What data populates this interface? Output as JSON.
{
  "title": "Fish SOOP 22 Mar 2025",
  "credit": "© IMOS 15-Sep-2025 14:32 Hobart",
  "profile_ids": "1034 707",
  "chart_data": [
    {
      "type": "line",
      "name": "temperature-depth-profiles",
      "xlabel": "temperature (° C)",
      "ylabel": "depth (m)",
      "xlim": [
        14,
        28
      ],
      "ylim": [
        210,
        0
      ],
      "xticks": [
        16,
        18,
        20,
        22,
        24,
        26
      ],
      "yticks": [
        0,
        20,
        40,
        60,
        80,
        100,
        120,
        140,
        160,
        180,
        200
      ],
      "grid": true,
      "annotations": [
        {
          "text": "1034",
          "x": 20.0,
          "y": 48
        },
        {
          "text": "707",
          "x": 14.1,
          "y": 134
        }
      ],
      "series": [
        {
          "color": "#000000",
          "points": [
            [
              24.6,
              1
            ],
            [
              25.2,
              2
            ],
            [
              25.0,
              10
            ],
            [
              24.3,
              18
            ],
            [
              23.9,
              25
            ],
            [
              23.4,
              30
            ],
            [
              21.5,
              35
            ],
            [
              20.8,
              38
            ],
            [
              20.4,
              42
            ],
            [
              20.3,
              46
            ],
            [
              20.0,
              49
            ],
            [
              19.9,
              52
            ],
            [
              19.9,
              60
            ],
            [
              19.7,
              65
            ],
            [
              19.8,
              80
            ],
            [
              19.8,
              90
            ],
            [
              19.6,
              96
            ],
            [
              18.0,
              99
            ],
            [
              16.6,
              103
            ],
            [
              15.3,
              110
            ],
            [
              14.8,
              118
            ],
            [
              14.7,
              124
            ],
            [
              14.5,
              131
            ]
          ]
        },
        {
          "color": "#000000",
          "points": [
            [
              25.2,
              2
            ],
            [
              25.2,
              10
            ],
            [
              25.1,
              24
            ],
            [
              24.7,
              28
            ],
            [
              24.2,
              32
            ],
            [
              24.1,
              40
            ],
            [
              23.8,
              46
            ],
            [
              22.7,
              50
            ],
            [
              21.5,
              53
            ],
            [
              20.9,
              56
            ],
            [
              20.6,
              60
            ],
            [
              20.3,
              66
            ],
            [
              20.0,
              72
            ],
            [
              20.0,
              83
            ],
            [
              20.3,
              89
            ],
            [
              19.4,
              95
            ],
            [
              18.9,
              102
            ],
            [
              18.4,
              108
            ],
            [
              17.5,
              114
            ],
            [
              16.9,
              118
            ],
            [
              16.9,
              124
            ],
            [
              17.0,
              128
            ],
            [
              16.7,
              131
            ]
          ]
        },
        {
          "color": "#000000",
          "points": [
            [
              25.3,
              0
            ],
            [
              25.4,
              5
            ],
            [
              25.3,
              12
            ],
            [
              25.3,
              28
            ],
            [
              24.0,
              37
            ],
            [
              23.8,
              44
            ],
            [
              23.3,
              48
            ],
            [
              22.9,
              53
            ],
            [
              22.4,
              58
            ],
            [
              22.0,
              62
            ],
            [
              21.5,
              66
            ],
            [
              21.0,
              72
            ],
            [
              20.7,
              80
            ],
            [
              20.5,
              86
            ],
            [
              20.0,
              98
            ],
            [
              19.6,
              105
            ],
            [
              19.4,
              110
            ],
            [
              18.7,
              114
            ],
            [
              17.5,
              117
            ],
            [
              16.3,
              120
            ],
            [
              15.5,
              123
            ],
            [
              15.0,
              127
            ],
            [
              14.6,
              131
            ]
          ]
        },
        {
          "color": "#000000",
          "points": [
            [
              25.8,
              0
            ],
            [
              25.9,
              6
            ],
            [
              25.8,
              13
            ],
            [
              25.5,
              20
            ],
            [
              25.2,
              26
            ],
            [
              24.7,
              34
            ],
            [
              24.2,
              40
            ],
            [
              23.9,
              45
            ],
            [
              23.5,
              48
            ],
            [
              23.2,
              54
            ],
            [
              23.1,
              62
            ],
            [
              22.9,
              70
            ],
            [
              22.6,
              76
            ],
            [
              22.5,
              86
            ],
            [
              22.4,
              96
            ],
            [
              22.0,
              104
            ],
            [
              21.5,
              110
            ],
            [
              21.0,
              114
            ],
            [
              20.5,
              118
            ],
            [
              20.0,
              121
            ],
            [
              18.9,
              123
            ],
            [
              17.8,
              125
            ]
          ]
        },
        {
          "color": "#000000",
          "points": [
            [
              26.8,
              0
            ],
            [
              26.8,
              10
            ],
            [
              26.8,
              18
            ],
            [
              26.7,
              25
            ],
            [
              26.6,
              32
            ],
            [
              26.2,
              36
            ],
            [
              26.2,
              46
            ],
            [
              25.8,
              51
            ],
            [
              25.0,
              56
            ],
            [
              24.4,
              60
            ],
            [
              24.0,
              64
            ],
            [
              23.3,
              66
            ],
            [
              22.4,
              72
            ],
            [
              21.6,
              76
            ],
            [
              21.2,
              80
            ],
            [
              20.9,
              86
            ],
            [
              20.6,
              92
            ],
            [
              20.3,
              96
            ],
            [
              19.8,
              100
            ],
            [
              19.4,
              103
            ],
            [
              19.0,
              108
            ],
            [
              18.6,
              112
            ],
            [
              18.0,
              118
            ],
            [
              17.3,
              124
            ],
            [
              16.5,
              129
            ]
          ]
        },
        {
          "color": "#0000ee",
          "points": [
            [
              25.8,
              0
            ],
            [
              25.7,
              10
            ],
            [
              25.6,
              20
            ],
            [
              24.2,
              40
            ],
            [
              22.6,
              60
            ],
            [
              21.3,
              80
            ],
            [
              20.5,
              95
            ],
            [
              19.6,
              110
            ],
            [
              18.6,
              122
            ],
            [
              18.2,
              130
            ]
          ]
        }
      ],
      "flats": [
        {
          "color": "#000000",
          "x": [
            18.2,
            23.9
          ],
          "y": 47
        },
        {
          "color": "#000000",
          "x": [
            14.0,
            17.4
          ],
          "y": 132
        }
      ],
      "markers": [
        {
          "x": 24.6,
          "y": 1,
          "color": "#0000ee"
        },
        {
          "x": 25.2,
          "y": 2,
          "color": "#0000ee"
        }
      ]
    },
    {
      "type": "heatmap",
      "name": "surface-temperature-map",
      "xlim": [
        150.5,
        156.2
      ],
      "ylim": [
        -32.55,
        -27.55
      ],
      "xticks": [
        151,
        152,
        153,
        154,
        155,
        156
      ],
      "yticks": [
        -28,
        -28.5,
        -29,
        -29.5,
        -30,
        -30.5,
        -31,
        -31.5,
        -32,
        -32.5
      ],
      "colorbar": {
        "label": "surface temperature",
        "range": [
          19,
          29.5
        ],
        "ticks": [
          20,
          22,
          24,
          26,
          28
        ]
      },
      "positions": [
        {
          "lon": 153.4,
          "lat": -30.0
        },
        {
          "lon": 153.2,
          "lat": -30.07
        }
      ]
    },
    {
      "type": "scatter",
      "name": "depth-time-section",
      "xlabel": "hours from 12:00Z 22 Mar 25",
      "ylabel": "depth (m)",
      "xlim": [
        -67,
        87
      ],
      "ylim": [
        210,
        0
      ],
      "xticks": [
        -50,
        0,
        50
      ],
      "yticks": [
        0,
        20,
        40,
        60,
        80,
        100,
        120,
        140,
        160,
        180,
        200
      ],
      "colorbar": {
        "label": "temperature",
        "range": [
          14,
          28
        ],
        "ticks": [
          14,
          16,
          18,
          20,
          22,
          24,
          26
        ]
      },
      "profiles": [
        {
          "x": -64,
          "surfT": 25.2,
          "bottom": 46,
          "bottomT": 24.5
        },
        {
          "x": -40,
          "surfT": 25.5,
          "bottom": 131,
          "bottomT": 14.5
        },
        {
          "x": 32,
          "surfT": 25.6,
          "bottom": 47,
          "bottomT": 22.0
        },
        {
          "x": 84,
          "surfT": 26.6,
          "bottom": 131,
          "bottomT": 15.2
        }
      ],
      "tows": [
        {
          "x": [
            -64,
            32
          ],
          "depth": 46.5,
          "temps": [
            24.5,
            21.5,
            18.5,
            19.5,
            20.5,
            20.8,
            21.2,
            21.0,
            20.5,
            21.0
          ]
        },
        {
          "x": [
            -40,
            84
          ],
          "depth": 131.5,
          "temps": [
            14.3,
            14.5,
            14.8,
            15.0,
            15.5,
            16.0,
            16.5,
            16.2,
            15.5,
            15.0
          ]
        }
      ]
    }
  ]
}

--

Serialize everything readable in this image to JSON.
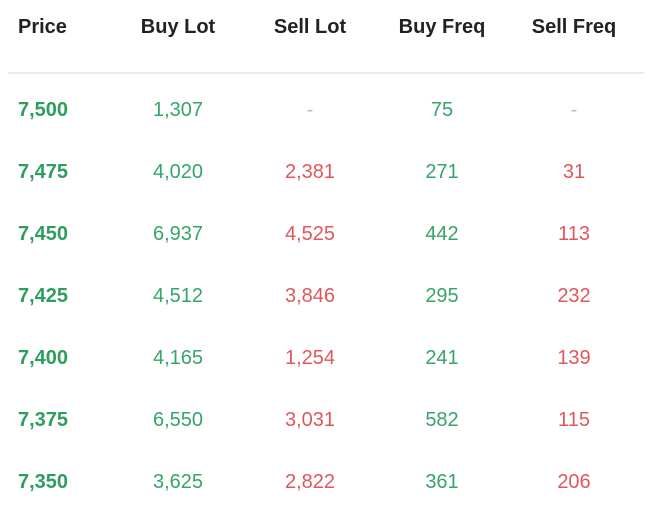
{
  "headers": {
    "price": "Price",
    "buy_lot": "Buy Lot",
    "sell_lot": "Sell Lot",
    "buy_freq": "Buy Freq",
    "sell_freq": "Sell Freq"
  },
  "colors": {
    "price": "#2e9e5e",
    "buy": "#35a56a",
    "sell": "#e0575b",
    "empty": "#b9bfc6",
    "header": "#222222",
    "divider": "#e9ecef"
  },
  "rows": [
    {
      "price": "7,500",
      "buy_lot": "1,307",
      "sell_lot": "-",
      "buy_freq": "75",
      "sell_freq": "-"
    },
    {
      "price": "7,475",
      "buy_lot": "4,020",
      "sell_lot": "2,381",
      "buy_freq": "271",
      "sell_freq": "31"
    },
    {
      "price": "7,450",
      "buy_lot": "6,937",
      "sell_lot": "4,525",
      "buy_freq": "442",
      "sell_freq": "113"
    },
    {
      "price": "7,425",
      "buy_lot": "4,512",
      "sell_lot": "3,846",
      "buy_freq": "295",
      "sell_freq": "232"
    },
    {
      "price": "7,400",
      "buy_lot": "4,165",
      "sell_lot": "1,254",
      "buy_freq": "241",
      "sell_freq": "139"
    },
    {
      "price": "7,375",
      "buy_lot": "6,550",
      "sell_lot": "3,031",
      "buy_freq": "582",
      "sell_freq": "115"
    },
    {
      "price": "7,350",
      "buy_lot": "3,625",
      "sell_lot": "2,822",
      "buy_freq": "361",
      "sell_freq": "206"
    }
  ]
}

--

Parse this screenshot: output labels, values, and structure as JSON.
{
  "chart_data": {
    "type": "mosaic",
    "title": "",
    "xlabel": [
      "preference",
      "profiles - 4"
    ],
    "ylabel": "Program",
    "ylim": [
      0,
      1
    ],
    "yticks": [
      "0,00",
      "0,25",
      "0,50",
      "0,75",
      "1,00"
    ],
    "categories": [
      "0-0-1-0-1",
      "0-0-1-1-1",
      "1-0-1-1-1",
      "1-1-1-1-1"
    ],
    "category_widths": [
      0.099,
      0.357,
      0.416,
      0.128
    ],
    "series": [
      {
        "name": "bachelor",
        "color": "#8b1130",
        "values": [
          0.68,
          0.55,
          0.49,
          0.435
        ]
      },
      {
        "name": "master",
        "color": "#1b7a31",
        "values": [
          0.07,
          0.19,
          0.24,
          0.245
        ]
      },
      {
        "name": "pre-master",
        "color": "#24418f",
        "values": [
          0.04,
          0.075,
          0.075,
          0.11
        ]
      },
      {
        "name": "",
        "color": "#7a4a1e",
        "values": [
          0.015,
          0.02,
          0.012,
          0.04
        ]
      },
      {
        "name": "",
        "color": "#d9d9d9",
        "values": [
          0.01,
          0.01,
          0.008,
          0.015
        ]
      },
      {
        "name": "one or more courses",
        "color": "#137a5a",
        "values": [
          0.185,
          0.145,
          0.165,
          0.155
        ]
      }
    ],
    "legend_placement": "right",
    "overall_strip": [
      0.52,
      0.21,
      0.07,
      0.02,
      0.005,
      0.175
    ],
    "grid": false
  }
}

Aim:
Scan the listing above. Gather each line that contains the word "JSON".

Answer for this exercise:
What data populates this interface? Output as JSON.
Serialize everything readable in this image to JSON.
Parse this screenshot: output labels, values, and structure as JSON.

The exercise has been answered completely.